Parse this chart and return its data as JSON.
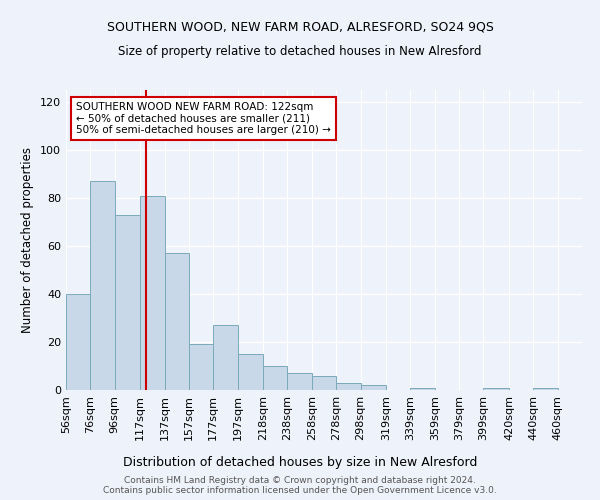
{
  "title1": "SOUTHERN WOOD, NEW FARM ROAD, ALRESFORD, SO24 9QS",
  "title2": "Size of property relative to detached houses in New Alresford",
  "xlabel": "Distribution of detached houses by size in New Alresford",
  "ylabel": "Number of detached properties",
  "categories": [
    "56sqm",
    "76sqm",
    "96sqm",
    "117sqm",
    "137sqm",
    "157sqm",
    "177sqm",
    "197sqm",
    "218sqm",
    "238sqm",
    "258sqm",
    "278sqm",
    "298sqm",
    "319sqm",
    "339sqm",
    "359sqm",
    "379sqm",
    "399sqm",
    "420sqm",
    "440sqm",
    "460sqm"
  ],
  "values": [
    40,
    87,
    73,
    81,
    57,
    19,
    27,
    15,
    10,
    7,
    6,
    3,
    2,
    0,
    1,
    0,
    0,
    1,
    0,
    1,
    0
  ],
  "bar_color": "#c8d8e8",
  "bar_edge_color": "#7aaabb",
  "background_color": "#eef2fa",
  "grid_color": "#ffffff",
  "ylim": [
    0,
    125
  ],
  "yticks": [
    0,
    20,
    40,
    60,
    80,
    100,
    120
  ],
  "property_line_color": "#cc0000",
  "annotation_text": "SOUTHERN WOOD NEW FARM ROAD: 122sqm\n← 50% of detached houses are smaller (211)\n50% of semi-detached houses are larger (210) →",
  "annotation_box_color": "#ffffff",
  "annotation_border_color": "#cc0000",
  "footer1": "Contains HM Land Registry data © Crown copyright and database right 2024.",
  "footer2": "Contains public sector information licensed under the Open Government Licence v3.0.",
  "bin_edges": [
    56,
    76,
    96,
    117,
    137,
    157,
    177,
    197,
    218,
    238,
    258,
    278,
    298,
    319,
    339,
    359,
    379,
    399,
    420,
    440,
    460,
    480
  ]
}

--------------------

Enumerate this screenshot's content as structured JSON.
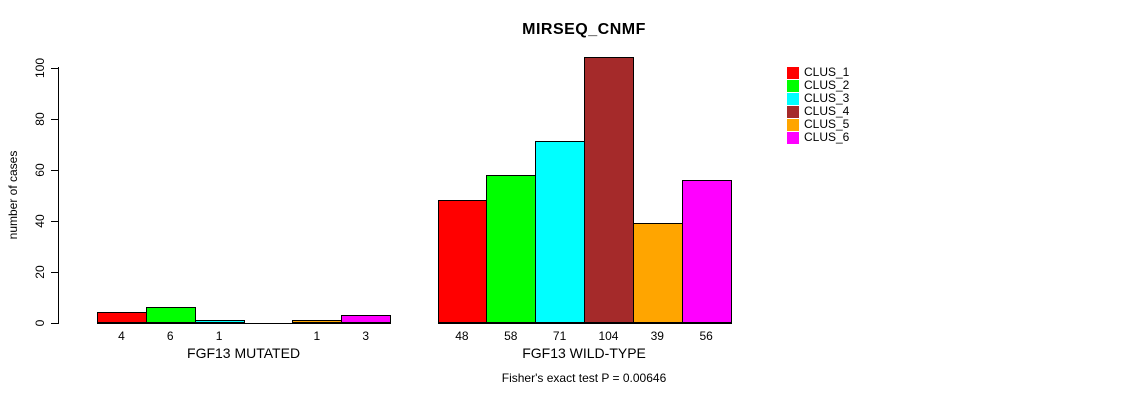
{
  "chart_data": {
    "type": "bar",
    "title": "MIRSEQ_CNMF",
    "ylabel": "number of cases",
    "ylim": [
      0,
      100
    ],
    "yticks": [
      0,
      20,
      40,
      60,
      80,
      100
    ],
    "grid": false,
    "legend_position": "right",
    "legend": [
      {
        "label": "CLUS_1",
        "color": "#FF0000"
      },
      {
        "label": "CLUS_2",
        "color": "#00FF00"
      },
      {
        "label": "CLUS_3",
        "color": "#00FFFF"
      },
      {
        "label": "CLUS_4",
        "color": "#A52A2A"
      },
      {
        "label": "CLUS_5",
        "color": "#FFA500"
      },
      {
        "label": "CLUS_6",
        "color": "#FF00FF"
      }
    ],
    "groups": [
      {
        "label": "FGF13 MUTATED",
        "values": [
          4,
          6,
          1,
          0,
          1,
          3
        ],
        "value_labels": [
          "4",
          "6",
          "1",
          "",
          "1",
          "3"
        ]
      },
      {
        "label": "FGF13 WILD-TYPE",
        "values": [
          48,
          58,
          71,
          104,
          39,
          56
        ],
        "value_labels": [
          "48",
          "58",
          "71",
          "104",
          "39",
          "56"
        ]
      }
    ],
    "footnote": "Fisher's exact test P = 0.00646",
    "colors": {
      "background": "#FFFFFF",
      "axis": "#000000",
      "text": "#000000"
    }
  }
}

--------------------

> **What is asked**
Which lines hold the string "ROAD"? List them all.

> **Solution for this exercise**
  "title1": "SOUTHERN WOOD, NEW FARM ROAD, ALRESFORD, SO24 9QS",
  "annotation_text": "SOUTHERN WOOD NEW FARM ROAD: 122sqm\n← 50% of detached houses are smaller (211)\n50% of semi-detached houses are larger (210) →",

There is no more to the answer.